*** Given information

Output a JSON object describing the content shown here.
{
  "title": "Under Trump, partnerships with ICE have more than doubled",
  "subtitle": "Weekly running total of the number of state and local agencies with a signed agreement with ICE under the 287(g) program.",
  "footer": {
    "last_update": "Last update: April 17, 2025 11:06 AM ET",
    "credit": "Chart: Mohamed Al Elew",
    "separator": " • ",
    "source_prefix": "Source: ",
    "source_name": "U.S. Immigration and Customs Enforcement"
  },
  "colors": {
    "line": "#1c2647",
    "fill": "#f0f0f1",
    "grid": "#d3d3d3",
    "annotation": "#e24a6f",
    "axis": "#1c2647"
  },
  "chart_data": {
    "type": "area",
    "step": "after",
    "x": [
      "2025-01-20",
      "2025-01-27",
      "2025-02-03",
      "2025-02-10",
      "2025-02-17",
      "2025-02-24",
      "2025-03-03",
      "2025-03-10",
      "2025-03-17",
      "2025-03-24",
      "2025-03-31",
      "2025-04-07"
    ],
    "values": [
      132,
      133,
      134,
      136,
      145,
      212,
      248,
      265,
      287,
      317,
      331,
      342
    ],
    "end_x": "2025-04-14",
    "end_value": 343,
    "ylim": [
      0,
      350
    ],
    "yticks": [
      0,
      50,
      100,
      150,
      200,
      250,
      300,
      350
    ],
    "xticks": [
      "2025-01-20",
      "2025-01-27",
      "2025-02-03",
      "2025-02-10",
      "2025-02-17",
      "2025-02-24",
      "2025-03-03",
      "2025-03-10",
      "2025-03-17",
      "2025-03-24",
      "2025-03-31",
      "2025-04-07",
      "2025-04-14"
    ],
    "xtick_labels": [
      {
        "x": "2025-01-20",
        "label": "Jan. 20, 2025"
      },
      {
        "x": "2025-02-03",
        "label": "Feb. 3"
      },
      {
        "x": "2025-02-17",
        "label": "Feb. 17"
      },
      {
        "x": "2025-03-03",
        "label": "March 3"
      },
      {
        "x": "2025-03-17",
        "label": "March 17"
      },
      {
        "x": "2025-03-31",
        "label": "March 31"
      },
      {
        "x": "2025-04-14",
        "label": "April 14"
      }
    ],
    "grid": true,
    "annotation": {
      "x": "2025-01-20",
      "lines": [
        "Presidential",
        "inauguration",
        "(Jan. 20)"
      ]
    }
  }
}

******

> _Written task_
Write out every line exactly as it stands.

> _Response_
Output a JSON object describing the content shown here.
{
  "title": "Under Trump, partnerships with ICE have more than doubled",
  "subtitle": "Weekly running total of the number of state and local agencies with a signed agreement with ICE under the 287(g) program.",
  "footer": {
    "last_update": "Last update: April 17, 2025 11:06 AM ET",
    "credit": "Chart: Mohamed Al Elew",
    "separator": " • ",
    "source_prefix": "Source: ",
    "source_name": "U.S. Immigration and Customs Enforcement"
  },
  "colors": {
    "line": "#1c2647",
    "fill": "#f0f0f1",
    "grid": "#d3d3d3",
    "annotation": "#e24a6f",
    "axis": "#1c2647"
  },
  "chart_data": {
    "type": "area",
    "step": "after",
    "x": [
      "2025-01-20",
      "2025-01-27",
      "2025-02-03",
      "2025-02-10",
      "2025-02-17",
      "2025-02-24",
      "2025-03-03",
      "2025-03-10",
      "2025-03-17",
      "2025-03-24",
      "2025-03-31",
      "2025-04-07"
    ],
    "values": [
      132,
      133,
      134,
      136,
      145,
      212,
      248,
      265,
      287,
      317,
      331,
      342
    ],
    "end_x": "2025-04-14",
    "end_value": 343,
    "ylim": [
      0,
      350
    ],
    "yticks": [
      0,
      50,
      100,
      150,
      200,
      250,
      300,
      350
    ],
    "xticks": [
      "2025-01-20",
      "2025-01-27",
      "2025-02-03",
      "2025-02-10",
      "2025-02-17",
      "2025-02-24",
      "2025-03-03",
      "2025-03-10",
      "2025-03-17",
      "2025-03-24",
      "2025-03-31",
      "2025-04-07",
      "2025-04-14"
    ],
    "xtick_labels": [
      {
        "x": "2025-01-20",
        "label": "Jan. 20, 2025"
      },
      {
        "x": "2025-02-03",
        "label": "Feb. 3"
      },
      {
        "x": "2025-02-17",
        "label": "Feb. 17"
      },
      {
        "x": "2025-03-03",
        "label": "March 3"
      },
      {
        "x": "2025-03-17",
        "label": "March 17"
      },
      {
        "x": "2025-03-31",
        "label": "March 31"
      },
      {
        "x": "2025-04-14",
        "label": "April 14"
      }
    ],
    "grid": true,
    "annotation": {
      "x": "2025-01-20",
      "lines": [
        "Presidential",
        "inauguration",
        "(Jan. 20)"
      ]
    }
  }
}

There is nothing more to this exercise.